■ WRITTEN PROBLEM 1 ■
Name every post number marked with "#" that appears in the forum thread, in order of first appearance.
■ WRITTEN PROBLEM 2 ■
Transcribe the stretch of the forum thread from "You are overwriting" through "without a hitch)".

### PAGE EXCERPT

Python Forum
Thread Rating:
  • 0 Vote(s) - 0 Average
  • 1
  • 2
  • 3
  • 4
  • 5
Unexpected indent / invalid syntax
#31
Well, you create GetCompletions but 'log' is not an instance of some other class is not inherited it is not imported so where it comes from?
"As they say in Mexico 'dosvidaniya'. That makes two vidaniyas."
https://freedns.afraid.org
Reply
#32
(May-16-2018, 03:13 PM)Larz60+ Wrote: Now I've got a traceback error.
@tjnichols you most read previous post bye @Lars60+ #13.
Quote:There is no self.log_path, it's self.log_pdfpath
You have manged to change _ to .
The code is also correct in your first big post #11

You really struggle with basic Python understating.
That's okay we have all been there,
but try to read(better) or just copy code that have been posted before.
I guess that @Lars60+ has tested code and that it work.
Reply
#33
I mentioned this before:
        self.log.pdfpath = self.homepath / 'comppdf'
        self.log.pdfpath.mkdir(exist_ok=True)
        self.log.pdfpath = self.homepath / 'geocorepdf'
        self.log.pdfpath.mkdir(exist_ok=True)
You are overwriting self.log.pdfpath
This was perfectly ok in the original code.
Again, especially with the plethora of errors (all caused since original was severely modified), perhaps it's time to go back to the original.
In case you've lost it, here is a copy (which I just ran without a hitch)

######
### RAW DATA

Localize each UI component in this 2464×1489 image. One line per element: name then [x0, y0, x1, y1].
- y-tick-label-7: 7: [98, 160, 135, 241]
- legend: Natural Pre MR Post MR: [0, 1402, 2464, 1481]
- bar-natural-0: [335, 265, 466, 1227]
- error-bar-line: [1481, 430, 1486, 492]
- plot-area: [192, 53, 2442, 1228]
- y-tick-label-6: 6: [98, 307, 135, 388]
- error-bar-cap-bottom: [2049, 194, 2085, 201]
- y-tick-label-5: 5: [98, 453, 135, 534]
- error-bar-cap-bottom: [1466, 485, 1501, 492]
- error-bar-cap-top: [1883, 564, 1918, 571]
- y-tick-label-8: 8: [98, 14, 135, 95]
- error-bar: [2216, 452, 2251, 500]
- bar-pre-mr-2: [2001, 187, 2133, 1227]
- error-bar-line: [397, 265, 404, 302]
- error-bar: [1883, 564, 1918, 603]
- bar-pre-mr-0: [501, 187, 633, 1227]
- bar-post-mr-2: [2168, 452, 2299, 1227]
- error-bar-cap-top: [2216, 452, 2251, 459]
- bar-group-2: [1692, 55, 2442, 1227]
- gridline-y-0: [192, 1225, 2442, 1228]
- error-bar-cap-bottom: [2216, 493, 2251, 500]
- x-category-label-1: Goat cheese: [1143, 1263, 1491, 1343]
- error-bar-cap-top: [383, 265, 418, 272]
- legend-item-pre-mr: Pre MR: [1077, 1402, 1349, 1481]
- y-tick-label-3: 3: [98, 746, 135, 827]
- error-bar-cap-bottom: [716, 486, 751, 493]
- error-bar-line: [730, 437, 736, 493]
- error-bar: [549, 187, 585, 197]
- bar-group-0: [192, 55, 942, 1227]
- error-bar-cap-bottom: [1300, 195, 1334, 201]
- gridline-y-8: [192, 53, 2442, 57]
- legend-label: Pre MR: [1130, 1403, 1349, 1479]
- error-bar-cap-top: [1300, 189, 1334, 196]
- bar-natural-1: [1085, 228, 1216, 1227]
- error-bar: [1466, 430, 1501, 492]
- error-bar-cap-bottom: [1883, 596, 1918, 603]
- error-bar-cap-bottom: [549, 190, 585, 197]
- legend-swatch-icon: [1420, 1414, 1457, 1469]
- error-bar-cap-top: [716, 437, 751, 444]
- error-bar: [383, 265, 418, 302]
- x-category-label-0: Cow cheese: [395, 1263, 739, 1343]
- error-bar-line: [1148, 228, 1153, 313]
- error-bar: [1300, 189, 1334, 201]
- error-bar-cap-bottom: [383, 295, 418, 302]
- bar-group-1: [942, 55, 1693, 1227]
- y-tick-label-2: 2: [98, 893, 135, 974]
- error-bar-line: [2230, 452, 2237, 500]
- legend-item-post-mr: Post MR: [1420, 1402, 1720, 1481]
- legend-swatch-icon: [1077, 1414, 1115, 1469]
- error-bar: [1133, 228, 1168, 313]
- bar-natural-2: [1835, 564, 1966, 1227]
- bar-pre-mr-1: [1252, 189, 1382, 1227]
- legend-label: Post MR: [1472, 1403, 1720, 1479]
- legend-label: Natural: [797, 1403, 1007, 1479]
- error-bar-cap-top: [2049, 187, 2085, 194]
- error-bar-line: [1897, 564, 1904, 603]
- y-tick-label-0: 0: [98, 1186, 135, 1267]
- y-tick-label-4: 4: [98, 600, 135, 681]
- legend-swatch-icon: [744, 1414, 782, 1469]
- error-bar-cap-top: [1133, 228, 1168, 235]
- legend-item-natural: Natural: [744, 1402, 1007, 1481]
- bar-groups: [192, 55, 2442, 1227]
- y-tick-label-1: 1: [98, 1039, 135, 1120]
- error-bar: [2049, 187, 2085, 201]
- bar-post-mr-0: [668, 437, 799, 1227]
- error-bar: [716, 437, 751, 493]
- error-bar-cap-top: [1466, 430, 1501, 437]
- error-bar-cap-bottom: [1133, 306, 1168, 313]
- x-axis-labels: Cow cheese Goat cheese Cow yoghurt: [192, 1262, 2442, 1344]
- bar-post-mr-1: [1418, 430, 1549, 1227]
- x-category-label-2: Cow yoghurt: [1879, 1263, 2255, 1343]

######

■ RESPONSE 1 ■
#31, #32, #13, #11, #33

■ RESPONSE 2 ■
You are overwriting self.log.pdfpath
This was perfectly ok in the original code.
Again, especially with the plethora of errors (all caused since original was severely modified), perhaps it's time to go back to the original.
In case you've lost it, here is a copy (which I just ran without a hitch)